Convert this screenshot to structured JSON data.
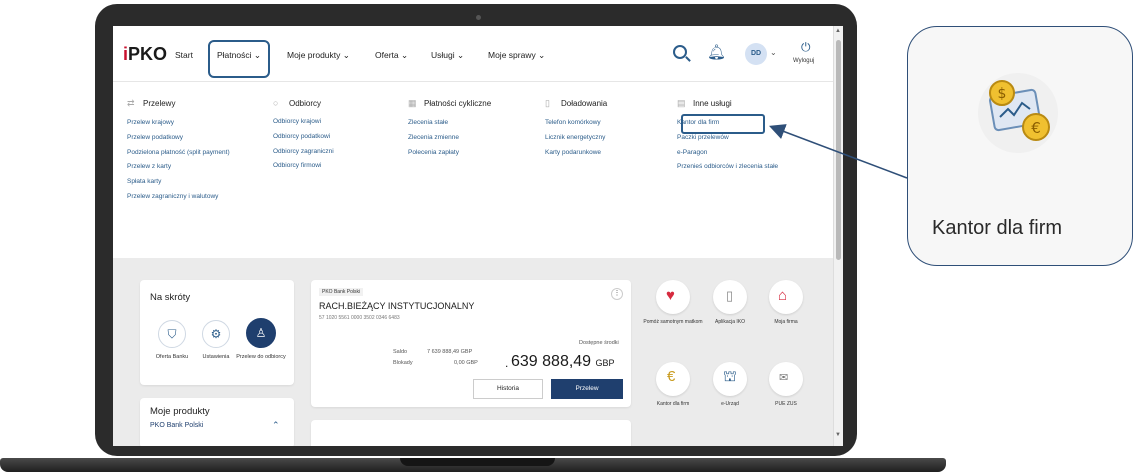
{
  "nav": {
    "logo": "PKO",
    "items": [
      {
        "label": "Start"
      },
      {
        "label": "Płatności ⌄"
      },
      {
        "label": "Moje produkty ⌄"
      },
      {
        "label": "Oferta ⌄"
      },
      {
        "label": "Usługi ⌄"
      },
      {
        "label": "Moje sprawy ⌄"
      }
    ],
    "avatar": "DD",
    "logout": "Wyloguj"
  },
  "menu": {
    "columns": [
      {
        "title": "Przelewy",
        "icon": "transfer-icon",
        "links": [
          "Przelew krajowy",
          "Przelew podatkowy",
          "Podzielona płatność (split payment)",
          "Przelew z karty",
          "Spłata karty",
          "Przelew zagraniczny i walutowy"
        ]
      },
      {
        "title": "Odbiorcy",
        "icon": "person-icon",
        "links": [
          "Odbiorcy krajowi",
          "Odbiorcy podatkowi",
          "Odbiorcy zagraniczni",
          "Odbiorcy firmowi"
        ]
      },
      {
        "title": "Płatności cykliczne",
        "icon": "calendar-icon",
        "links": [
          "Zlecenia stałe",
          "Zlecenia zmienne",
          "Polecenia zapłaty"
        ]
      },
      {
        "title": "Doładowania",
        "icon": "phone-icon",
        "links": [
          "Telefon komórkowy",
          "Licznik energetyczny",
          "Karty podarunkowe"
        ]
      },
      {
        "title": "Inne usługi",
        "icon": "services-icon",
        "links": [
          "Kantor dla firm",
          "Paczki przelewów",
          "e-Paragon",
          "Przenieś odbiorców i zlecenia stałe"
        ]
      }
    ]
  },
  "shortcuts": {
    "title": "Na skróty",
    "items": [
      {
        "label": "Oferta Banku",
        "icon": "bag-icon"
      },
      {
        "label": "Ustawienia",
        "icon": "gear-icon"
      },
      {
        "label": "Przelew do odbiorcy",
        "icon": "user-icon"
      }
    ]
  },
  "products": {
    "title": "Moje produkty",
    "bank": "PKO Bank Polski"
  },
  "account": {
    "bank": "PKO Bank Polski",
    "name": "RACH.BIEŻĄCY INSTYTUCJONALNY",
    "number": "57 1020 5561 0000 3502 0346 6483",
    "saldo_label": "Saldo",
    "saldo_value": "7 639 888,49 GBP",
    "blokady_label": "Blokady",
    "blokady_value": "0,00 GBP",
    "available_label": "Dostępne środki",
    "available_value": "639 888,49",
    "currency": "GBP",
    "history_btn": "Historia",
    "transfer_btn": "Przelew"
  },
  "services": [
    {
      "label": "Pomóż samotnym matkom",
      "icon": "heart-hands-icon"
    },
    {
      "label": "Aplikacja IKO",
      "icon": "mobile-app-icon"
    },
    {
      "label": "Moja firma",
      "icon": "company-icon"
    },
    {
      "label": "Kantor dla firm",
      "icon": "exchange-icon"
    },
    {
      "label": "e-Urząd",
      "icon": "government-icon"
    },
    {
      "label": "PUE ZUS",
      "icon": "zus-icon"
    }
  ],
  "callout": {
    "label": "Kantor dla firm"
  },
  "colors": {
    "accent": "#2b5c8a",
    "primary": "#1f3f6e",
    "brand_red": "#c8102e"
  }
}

------

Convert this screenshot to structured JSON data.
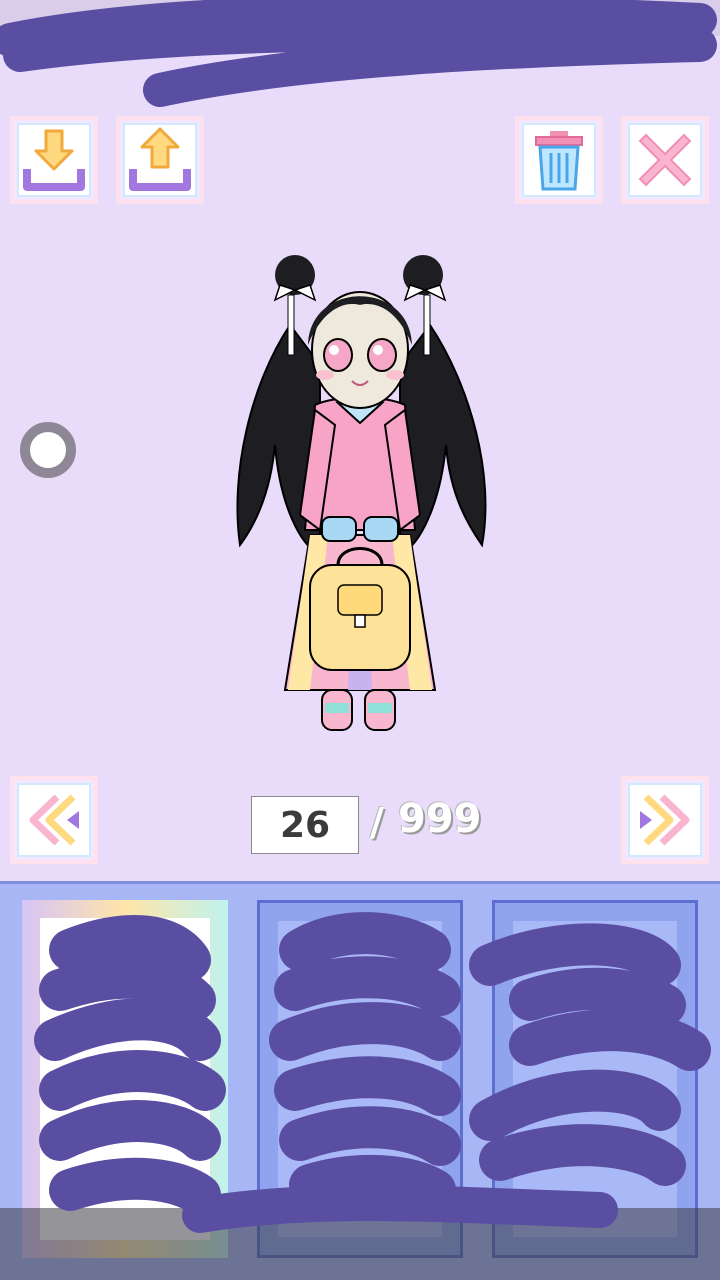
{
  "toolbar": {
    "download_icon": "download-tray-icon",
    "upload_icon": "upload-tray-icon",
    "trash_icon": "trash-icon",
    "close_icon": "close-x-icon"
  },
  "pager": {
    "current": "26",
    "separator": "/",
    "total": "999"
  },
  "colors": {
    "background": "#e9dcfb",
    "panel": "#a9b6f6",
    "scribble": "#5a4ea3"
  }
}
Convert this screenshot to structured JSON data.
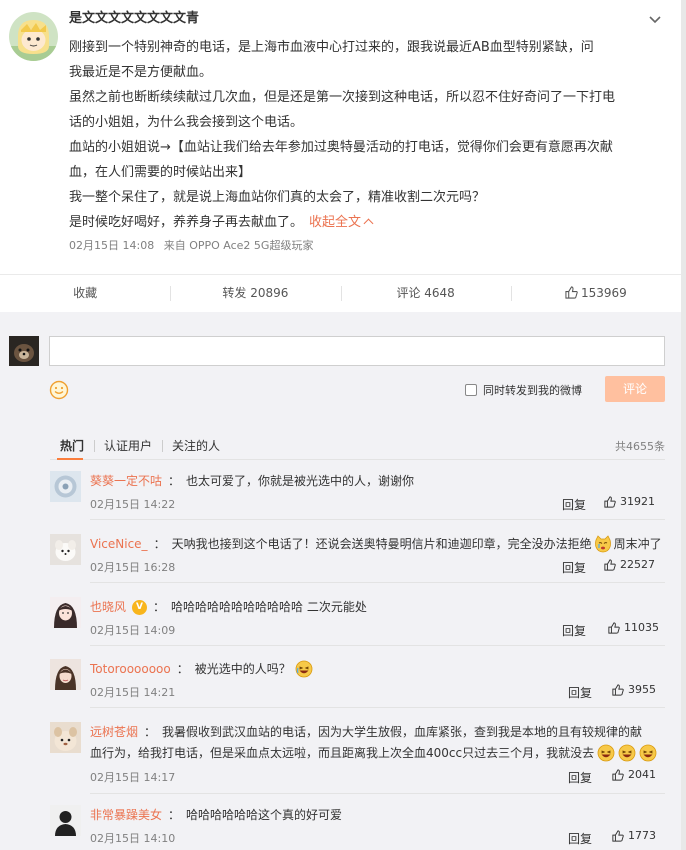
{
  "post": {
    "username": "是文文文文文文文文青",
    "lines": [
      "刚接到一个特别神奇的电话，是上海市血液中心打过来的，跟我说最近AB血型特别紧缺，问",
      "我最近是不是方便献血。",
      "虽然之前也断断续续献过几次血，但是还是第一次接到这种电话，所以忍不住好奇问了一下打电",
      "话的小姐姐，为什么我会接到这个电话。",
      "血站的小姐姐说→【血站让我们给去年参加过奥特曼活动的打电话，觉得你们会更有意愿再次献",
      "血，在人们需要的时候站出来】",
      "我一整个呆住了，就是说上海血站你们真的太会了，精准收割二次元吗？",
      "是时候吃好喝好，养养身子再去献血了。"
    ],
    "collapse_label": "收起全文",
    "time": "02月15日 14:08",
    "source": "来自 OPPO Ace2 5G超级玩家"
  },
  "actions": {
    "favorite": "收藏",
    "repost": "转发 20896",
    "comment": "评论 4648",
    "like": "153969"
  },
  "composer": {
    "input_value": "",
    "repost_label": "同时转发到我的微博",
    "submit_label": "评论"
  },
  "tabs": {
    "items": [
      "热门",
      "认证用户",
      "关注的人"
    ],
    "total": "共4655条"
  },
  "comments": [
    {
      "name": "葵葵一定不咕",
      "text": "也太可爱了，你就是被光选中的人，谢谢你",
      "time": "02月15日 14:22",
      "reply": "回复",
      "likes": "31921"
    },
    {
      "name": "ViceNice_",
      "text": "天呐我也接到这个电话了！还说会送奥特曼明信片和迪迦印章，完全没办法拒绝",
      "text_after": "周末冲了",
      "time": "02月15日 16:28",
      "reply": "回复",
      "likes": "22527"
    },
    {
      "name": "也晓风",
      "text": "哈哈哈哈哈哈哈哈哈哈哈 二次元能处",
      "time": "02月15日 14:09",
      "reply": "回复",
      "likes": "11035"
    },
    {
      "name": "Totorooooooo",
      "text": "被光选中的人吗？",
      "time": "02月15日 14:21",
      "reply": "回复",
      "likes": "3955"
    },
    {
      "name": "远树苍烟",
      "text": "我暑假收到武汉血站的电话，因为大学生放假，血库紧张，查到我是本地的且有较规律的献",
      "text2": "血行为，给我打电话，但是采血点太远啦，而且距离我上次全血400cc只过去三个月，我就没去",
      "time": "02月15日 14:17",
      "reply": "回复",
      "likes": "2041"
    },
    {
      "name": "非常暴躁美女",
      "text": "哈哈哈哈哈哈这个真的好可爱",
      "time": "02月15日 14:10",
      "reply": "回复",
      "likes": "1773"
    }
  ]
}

------

__JOB__
Scan the lines above for "time", then copy every one that has it.

__SOLUTION BELOW__
    "time": "02月15日 14:08",
      "time": "02月15日 14:22",
      "time": "02月15日 16:28",
      "time": "02月15日 14:09",
      "time": "02月15日 14:21",
      "time": "02月15日 14:17",
      "time": "02月15日 14:10",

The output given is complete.